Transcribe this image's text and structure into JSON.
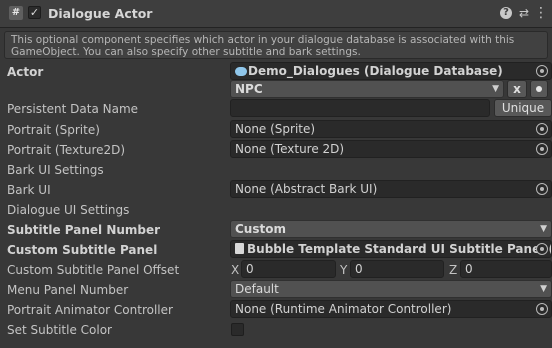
{
  "header": {
    "script_icon": "#",
    "enabled_check": "✓",
    "title": "Dialogue Actor",
    "help_icon": "?",
    "settings_icon": "⇄",
    "menu_icon": "⋮"
  },
  "help_text": "This optional component specifies which actor in your dialogue database is associated with this GameObject. You can also specify other subtitle and bark settings.",
  "actor": {
    "label": "Actor",
    "database": "Demo_Dialogues (Dialogue Database)",
    "selected": "NPC",
    "clear_label": "x"
  },
  "persistent": {
    "label": "Persistent Data Name",
    "value": "",
    "unique_label": "Unique"
  },
  "portrait_sprite": {
    "label": "Portrait (Sprite)",
    "value": "None (Sprite)"
  },
  "portrait_texture": {
    "label": "Portrait (Texture2D)",
    "value": "None (Texture 2D)"
  },
  "bark_ui_settings": {
    "label": "Bark UI Settings"
  },
  "bark_ui": {
    "label": "Bark UI",
    "value": "None (Abstract Bark UI)"
  },
  "dialogue_ui_settings": {
    "label": "Dialogue UI Settings"
  },
  "subtitle_panel_number": {
    "label": "Subtitle Panel Number",
    "value": "Custom"
  },
  "custom_subtitle_panel": {
    "label": "Custom Subtitle Panel",
    "value": "Bubble Template Standard UI Subtitle Panel (Standard UI Subtitle Panel)"
  },
  "offset": {
    "label": "Custom Subtitle Panel Offset",
    "x_label": "X",
    "x": "0",
    "y_label": "Y",
    "y": "0",
    "z_label": "Z",
    "z": "0"
  },
  "menu_panel_number": {
    "label": "Menu Panel Number",
    "value": "Default"
  },
  "portrait_animator": {
    "label": "Portrait Animator Controller",
    "value": "None (Runtime Animator Controller)"
  },
  "set_subtitle_color": {
    "label": "Set Subtitle Color",
    "checked": false
  },
  "colors": {
    "background": "#383838",
    "field": "#2a2a2a",
    "dropdown": "#515151",
    "header": "#3e3e3e"
  }
}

□ □ □ □

- **Written task**: Gather all lines where the word "database" appears.

- **Answer for the task**:
  "help_text": "This optional component specifies which actor in your dialogue database is associated with this GameObject. You can also specify other subtitle and bark settings.",
    "database": "Demo_Dialogues (Dialogue Database)",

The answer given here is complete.